## BEGIN Input

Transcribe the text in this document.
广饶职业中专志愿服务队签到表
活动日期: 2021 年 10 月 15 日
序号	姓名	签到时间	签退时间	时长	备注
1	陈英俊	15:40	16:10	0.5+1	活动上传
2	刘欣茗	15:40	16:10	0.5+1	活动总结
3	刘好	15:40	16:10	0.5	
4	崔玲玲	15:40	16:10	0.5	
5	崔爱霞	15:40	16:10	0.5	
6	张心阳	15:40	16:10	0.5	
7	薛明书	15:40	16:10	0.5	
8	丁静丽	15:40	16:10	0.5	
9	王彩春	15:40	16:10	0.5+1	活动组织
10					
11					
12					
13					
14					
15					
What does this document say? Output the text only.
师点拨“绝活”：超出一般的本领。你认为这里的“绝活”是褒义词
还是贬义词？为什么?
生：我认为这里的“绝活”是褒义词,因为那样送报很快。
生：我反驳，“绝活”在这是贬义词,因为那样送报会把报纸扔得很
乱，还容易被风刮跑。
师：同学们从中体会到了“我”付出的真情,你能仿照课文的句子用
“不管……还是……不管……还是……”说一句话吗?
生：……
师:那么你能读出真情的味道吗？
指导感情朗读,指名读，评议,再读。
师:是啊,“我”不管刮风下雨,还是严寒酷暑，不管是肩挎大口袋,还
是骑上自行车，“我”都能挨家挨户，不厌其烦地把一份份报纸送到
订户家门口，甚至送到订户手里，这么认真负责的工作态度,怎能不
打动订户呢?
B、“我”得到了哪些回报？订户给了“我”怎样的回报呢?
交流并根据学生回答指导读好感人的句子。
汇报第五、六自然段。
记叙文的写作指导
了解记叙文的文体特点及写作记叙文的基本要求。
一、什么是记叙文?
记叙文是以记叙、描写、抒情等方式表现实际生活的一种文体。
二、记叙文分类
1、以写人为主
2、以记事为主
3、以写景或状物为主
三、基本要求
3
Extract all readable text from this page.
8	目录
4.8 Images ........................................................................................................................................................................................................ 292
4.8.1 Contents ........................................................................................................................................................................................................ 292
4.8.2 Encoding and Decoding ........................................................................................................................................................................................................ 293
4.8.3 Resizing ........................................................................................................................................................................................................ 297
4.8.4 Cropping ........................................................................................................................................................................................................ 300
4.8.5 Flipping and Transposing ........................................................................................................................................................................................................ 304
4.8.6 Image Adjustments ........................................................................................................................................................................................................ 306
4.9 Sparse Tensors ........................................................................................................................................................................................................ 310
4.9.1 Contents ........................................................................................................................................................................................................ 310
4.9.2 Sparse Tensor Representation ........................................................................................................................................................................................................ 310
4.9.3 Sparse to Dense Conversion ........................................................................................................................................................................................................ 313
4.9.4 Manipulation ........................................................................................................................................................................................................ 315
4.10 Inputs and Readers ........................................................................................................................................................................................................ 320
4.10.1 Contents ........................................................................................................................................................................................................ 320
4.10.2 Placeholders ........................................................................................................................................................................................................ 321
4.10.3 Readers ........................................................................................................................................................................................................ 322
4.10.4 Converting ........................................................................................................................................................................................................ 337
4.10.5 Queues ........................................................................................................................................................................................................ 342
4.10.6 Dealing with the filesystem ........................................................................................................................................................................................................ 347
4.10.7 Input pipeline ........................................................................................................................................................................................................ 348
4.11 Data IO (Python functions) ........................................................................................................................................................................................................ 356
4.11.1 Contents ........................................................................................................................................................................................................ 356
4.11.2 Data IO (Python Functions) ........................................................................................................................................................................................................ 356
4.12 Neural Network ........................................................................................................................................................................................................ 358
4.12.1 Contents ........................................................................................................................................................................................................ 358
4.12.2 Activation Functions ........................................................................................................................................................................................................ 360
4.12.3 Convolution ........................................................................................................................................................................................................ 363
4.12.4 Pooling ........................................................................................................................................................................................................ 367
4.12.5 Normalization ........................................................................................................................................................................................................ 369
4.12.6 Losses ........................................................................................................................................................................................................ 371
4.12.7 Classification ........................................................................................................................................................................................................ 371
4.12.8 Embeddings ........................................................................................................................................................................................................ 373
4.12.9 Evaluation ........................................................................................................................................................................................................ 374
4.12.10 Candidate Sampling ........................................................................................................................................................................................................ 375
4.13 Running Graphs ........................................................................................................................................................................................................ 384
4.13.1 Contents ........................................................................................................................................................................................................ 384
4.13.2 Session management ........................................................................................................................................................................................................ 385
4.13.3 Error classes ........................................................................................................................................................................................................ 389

## END Input

__Task prompt__
Repeat the data above exactly.

__Result for this exercise__
Transcribe the text in this document.
广饶职业中专志愿服务队签到表
活动日期: 2021 年 10 月 15 日
序号	姓名	签到时间	签退时间	时长	备注
1	陈英俊	15:40	16:10	0.5+1	活动上传
2	刘欣茗	15:40	16:10	0.5+1	活动总结
3	刘好	15:40	16:10	0.5	
4	崔玲玲	15:40	16:10	0.5	
5	崔爱霞	15:40	16:10	0.5	
6	张心阳	15:40	16:10	0.5	
7	薛明书	15:40	16:10	0.5	
8	丁静丽	15:40	16:10	0.5	
9	王彩春	15:40	16:10	0.5+1	活动组织
10					
11					
12					
13					
14					
15					
What does this document say? Output the text only.
师点拨“绝活”：超出一般的本领。你认为这里的“绝活”是褒义词
还是贬义词？为什么?
生：我认为这里的“绝活”是褒义词,因为那样送报很快。
生：我反驳，“绝活”在这是贬义词,因为那样送报会把报纸扔得很
乱，还容易被风刮跑。
师：同学们从中体会到了“我”付出的真情,你能仿照课文的句子用
“不管……还是……不管……还是……”说一句话吗?
生：……
师:那么你能读出真情的味道吗？
指导感情朗读,指名读，评议,再读。
师:是啊,“我”不管刮风下雨,还是严寒酷暑，不管是肩挎大口袋,还
是骑上自行车，“我”都能挨家挨户，不厌其烦地把一份份报纸送到
订户家门口，甚至送到订户手里，这么认真负责的工作态度,怎能不
打动订户呢?
B、“我”得到了哪些回报？订户给了“我”怎样的回报呢?
交流并根据学生回答指导读好感人的句子。
汇报第五、六自然段。
记叙文的写作指导
了解记叙文的文体特点及写作记叙文的基本要求。
一、什么是记叙文?
记叙文是以记叙、描写、抒情等方式表现实际生活的一种文体。
二、记叙文分类
1、以写人为主
2、以记事为主
3、以写景或状物为主
三、基本要求
3
Extract all readable text from this page.
8	目录
4.8 Images ........................................................................................................................................................................................................ 292
4.8.1 Contents ........................................................................................................................................................................................................ 292
4.8.2 Encoding and Decoding ........................................................................................................................................................................................................ 293
4.8.3 Resizing ........................................................................................................................................................................................................ 297
4.8.4 Cropping ........................................................................................................................................................................................................ 300
4.8.5 Flipping and Transposing ........................................................................................................................................................................................................ 304
4.8.6 Image Adjustments ........................................................................................................................................................................................................ 306
4.9 Sparse Tensors ........................................................................................................................................................................................................ 310
4.9.1 Contents ........................................................................................................................................................................................................ 310
4.9.2 Sparse Tensor Representation ........................................................................................................................................................................................................ 310
4.9.3 Sparse to Dense Conversion ........................................................................................................................................................................................................ 313
4.9.4 Manipulation ........................................................................................................................................................................................................ 315
4.10 Inputs and Readers ........................................................................................................................................................................................................ 320
4.10.1 Contents ........................................................................................................................................................................................................ 320
4.10.2 Placeholders ........................................................................................................................................................................................................ 321
4.10.3 Readers ........................................................................................................................................................................................................ 322
4.10.4 Converting ........................................................................................................................................................................................................ 337
4.10.5 Queues ........................................................................................................................................................................................................ 342
4.10.6 Dealing with the filesystem ........................................................................................................................................................................................................ 347
4.10.7 Input pipeline ........................................................................................................................................................................................................ 348
4.11 Data IO (Python functions) ........................................................................................................................................................................................................ 356
4.11.1 Contents ........................................................................................................................................................................................................ 356
4.11.2 Data IO (Python Functions) ........................................................................................................................................................................................................ 356
4.12 Neural Network ........................................................................................................................................................................................................ 358
4.12.1 Contents ........................................................................................................................................................................................................ 358
4.12.2 Activation Functions ........................................................................................................................................................................................................ 360
4.12.3 Convolution ........................................................................................................................................................................................................ 363
4.12.4 Pooling ........................................................................................................................................................................................................ 367
4.12.5 Normalization ........................................................................................................................................................................................................ 369
4.12.6 Losses ........................................................................................................................................................................................................ 371
4.12.7 Classification ........................................................................................................................................................................................................ 371
4.12.8 Embeddings ........................................................................................................................................................................................................ 373
4.12.9 Evaluation ........................................................................................................................................................................................................ 374
4.12.10 Candidate Sampling ........................................................................................................................................................................................................ 375
4.13 Running Graphs ........................................................................................................................................................................................................ 384
4.13.1 Contents ........................................................................................................................................................................................................ 384
4.13.2 Session management ........................................................................................................................................................................................................ 385
4.13.3 Error classes ........................................................................................................................................................................................................ 389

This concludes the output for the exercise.